Objective -> Please recast the entries as a Markdown table with the columns Row and Entry line, beginning with the first line and ending at the line holding "quadrant-percent: 9 bbox=[470, 169, 475, 178]", both included. Leave out blank lines.

-- Begin Data provided --

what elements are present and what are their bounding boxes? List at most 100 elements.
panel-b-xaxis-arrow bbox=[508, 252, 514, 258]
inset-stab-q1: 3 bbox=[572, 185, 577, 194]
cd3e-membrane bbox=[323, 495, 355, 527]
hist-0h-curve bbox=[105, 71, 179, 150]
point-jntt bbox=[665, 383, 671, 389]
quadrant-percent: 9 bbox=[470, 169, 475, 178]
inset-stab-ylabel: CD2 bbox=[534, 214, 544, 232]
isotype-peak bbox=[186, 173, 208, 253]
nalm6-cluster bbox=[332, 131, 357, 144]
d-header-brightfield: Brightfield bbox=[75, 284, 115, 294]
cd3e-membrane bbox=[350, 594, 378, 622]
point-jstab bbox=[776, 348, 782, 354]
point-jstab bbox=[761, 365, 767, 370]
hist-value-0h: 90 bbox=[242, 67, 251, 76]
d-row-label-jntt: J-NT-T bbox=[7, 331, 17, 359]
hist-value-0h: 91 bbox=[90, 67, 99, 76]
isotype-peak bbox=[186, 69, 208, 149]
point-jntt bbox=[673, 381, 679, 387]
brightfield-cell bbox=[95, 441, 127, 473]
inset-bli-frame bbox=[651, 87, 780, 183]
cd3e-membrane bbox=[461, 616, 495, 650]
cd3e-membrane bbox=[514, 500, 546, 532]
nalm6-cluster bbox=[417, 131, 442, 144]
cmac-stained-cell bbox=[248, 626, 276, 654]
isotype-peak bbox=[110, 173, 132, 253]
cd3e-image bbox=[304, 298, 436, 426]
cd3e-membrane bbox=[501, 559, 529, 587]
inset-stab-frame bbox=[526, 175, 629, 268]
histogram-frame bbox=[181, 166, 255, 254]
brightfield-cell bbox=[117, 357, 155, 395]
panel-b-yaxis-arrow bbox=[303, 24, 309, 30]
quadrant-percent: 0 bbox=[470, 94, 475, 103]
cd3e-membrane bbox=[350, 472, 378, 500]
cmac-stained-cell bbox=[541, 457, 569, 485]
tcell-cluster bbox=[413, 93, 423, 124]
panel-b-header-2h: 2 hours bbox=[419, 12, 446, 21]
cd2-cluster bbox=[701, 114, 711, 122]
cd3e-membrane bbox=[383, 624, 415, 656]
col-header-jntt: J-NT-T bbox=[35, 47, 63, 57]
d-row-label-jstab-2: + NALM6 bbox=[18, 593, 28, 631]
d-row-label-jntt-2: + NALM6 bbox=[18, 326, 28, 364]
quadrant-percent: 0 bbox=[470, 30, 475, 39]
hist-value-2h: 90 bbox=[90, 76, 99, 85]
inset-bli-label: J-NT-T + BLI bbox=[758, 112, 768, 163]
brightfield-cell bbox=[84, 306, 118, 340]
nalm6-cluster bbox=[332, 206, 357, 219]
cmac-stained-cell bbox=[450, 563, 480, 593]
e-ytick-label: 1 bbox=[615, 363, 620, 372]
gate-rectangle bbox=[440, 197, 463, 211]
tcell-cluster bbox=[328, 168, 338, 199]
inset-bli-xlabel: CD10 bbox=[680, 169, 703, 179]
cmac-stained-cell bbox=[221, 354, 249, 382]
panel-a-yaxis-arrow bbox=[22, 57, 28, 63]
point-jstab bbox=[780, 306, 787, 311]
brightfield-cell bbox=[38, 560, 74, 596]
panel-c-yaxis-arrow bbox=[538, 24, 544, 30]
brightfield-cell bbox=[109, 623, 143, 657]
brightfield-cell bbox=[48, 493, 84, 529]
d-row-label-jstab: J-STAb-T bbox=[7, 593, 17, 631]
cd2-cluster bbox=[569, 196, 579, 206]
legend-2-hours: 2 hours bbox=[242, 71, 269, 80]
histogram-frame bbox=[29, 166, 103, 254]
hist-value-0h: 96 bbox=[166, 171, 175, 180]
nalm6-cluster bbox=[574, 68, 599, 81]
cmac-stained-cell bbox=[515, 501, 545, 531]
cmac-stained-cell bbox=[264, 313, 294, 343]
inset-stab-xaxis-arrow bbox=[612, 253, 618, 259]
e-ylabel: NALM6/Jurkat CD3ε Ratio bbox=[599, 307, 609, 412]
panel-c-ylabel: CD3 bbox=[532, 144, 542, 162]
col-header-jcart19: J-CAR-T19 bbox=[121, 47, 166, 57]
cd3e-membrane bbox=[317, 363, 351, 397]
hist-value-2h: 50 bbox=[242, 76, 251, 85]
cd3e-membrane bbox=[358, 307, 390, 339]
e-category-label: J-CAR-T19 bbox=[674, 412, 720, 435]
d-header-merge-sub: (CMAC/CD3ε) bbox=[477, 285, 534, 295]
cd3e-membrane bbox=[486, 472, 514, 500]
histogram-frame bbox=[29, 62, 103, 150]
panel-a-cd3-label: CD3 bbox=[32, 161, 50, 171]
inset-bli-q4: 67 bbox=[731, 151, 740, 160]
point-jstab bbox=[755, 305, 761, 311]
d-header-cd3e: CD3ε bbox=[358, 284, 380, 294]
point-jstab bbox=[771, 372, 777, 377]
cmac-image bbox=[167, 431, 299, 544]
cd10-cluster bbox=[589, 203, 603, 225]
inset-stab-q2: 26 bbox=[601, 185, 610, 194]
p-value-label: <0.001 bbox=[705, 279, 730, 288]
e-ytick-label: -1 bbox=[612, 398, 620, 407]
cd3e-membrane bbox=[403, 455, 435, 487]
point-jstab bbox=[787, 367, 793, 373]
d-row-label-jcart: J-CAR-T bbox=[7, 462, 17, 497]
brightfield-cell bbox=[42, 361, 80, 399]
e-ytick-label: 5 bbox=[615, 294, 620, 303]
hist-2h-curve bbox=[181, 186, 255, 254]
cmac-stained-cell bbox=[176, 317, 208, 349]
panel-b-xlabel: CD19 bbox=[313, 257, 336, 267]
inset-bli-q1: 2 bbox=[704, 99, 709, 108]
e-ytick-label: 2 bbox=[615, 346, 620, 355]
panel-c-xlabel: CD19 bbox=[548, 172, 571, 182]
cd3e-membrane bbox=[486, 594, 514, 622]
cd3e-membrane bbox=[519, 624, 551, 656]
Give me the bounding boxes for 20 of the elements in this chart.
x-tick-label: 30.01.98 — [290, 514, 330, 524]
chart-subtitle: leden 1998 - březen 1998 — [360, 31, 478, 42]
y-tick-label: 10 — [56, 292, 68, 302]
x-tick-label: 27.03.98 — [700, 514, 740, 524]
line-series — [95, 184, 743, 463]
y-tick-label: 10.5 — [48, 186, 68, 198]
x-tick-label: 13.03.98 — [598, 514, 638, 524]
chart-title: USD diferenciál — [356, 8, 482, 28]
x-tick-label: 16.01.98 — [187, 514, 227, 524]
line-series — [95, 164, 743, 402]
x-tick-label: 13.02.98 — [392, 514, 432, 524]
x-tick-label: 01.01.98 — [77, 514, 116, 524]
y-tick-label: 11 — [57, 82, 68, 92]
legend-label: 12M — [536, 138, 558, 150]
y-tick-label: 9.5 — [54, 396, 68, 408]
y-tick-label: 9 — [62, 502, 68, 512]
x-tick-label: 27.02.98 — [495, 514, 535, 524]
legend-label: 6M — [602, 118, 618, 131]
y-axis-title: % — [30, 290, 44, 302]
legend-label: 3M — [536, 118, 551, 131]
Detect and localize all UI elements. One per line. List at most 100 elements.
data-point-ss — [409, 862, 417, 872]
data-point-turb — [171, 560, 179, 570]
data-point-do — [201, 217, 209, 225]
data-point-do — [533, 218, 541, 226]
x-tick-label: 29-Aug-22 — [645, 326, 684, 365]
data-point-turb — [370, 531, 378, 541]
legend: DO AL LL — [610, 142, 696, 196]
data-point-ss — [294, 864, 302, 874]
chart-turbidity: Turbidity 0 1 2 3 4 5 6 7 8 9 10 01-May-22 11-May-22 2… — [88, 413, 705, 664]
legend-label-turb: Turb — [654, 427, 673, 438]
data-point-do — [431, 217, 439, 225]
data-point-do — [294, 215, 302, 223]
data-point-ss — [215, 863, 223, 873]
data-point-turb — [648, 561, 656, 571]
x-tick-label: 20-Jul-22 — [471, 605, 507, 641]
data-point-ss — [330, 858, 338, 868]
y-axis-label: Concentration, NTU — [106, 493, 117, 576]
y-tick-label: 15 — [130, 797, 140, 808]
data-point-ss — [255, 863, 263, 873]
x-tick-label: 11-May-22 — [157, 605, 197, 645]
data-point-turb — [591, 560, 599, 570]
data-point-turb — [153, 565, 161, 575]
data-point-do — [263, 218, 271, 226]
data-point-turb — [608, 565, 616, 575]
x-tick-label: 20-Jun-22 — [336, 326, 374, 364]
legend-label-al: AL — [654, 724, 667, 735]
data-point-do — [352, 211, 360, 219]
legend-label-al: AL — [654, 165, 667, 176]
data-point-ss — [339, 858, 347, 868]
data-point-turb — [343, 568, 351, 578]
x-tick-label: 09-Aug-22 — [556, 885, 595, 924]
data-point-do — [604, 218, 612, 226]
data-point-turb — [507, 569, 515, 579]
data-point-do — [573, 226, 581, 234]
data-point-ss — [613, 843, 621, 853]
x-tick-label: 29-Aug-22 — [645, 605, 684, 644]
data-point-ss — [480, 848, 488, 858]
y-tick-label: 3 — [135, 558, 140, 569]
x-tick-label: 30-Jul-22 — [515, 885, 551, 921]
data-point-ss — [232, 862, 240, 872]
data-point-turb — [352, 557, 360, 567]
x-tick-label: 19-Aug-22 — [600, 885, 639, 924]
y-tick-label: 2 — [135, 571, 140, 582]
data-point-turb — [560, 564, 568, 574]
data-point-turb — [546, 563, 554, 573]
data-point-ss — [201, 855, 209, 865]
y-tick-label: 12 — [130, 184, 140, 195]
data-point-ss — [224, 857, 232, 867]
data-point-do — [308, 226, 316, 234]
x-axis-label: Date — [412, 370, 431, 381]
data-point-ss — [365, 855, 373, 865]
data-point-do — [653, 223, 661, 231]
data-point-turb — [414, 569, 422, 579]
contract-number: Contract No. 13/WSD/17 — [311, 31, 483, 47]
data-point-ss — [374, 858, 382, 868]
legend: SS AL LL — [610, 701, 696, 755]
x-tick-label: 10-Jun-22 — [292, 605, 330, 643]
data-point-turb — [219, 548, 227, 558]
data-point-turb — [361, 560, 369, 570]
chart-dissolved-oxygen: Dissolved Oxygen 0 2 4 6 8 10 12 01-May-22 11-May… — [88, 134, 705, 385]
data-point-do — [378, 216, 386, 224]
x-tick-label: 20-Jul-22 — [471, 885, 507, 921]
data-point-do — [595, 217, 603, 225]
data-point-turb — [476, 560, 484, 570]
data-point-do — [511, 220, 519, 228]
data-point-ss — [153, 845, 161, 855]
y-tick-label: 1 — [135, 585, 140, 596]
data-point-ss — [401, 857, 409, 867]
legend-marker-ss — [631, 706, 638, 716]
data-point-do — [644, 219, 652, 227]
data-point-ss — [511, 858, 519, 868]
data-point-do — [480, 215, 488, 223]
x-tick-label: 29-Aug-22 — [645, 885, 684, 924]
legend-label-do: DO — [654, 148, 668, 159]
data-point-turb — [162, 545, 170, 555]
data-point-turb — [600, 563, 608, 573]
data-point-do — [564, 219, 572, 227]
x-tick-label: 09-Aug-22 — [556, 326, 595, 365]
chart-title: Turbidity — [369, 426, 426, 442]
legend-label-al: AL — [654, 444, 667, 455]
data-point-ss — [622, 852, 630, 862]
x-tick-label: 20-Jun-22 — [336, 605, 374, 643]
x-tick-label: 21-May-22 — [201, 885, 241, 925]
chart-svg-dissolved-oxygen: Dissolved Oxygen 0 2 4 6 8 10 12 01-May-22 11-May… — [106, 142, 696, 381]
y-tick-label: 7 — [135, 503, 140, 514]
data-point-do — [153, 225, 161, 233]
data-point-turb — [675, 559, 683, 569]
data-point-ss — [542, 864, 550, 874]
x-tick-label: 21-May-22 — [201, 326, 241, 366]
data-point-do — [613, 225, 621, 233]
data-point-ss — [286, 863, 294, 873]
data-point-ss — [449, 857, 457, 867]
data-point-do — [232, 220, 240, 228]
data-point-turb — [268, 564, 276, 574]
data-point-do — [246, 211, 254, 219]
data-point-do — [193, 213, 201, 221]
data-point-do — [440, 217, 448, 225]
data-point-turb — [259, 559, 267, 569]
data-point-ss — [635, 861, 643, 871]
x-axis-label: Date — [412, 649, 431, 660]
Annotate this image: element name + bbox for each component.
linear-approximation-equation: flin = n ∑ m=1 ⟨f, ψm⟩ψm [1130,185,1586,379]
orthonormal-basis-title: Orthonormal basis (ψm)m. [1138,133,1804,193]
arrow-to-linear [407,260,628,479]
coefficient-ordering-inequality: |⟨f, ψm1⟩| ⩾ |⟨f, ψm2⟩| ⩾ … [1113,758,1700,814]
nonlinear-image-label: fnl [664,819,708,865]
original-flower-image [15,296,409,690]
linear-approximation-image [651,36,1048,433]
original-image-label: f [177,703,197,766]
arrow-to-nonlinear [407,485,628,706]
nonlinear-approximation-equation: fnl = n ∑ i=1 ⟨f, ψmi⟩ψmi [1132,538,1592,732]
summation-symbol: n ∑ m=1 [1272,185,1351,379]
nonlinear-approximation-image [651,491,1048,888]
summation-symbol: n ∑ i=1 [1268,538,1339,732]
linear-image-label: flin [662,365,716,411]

-- End Data provided --

The output ->
| Row | Entry line |
|---|---|
| 1 | what elements are present and what are their bounding boxes? List at most 100 elements. |
| 2 | panel-b-xaxis-arrow bbox=[508, 252, 514, 258] |
| 3 | inset-stab-q1: 3 bbox=[572, 185, 577, 194] |
| 4 | cd3e-membrane bbox=[323, 495, 355, 527] |
| 5 | hist-0h-curve bbox=[105, 71, 179, 150] |
| 6 | point-jntt bbox=[665, 383, 671, 389] |
| 7 | quadrant-percent: 9 bbox=[470, 169, 475, 178] |